= Exercise requirements =
Reproduce exactly the lines from the one containing "Give me the" through the last line of the records below, both included, and nothing else.

= Records for the exercise =
————————

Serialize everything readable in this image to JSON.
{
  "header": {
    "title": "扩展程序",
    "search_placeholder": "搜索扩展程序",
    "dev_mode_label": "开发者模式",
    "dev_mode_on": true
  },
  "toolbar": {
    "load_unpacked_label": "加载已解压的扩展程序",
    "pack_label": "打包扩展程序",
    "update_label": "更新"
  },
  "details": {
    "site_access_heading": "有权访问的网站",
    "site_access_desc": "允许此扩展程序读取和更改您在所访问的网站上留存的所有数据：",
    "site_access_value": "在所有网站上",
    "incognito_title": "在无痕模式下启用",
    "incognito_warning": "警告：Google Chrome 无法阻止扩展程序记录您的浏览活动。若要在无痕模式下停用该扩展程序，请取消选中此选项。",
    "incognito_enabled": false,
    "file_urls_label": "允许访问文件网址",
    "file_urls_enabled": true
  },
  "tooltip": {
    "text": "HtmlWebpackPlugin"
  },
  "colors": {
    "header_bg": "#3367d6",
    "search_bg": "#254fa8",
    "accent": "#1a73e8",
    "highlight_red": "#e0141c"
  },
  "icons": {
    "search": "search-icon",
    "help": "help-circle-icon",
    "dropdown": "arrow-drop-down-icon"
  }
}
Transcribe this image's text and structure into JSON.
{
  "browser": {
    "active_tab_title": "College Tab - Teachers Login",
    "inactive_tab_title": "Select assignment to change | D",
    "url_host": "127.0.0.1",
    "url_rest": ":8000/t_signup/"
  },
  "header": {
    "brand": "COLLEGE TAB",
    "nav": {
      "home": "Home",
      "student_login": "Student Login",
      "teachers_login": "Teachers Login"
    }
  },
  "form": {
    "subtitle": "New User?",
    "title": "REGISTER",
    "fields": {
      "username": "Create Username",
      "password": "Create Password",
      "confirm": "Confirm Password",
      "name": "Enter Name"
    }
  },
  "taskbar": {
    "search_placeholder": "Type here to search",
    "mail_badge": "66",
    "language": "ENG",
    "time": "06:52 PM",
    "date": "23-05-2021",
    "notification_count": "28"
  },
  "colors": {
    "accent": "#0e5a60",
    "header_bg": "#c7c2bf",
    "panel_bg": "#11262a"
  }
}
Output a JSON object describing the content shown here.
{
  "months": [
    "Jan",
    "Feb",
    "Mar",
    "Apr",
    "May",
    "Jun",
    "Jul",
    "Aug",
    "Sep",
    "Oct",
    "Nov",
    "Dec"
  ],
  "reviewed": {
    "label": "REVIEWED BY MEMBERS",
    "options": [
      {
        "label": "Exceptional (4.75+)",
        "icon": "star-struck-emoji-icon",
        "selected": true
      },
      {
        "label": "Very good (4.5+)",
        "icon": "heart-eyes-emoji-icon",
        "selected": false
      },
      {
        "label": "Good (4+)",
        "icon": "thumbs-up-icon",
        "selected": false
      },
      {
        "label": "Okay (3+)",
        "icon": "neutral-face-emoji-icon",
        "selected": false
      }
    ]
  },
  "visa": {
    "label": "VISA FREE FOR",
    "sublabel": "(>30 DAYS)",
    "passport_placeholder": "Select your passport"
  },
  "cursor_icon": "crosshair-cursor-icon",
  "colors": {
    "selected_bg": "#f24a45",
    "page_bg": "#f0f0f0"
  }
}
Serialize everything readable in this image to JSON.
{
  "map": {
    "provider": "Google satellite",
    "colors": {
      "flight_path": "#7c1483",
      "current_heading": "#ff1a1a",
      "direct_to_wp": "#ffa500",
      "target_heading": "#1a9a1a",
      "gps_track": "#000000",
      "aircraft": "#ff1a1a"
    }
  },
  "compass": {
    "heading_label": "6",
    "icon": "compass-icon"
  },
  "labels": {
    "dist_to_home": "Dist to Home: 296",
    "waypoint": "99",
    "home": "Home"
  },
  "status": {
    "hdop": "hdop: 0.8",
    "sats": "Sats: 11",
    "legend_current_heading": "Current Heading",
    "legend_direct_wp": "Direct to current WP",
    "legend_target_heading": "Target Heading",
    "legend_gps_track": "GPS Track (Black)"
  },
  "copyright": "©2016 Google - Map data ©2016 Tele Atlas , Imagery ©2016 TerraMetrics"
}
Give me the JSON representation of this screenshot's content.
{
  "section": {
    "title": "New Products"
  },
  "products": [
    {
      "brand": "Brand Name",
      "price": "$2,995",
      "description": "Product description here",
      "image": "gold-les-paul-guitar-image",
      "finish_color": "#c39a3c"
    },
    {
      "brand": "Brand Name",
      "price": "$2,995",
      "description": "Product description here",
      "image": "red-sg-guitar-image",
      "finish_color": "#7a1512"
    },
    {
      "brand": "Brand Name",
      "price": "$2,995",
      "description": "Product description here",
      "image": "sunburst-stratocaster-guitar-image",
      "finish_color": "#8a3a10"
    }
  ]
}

————————

= Written solution =
Give me the JSON representation of this screenshot's content.
{
  "section": {
    "title": "New Products"
  },
  "products": [
    {
      "brand": "Brand Name",
      "price": "$2,995",
      "description": "Product description here",
      "image": "gold-les-paul-guitar-image",
      "finish_color": "#c39a3c"
    },
    {
      "brand": "Brand Name",
      "price": "$2,995",
      "description": "Product description here",
      "image": "red-sg-guitar-image",
      "finish_color": "#7a1512"
    },
    {
      "brand": "Brand Name",
      "price": "$2,995",
      "description": "Product description here",
      "image": "sunburst-stratocaster-guitar-image",
      "finish_color": "#8a3a10"
    }
  ]
}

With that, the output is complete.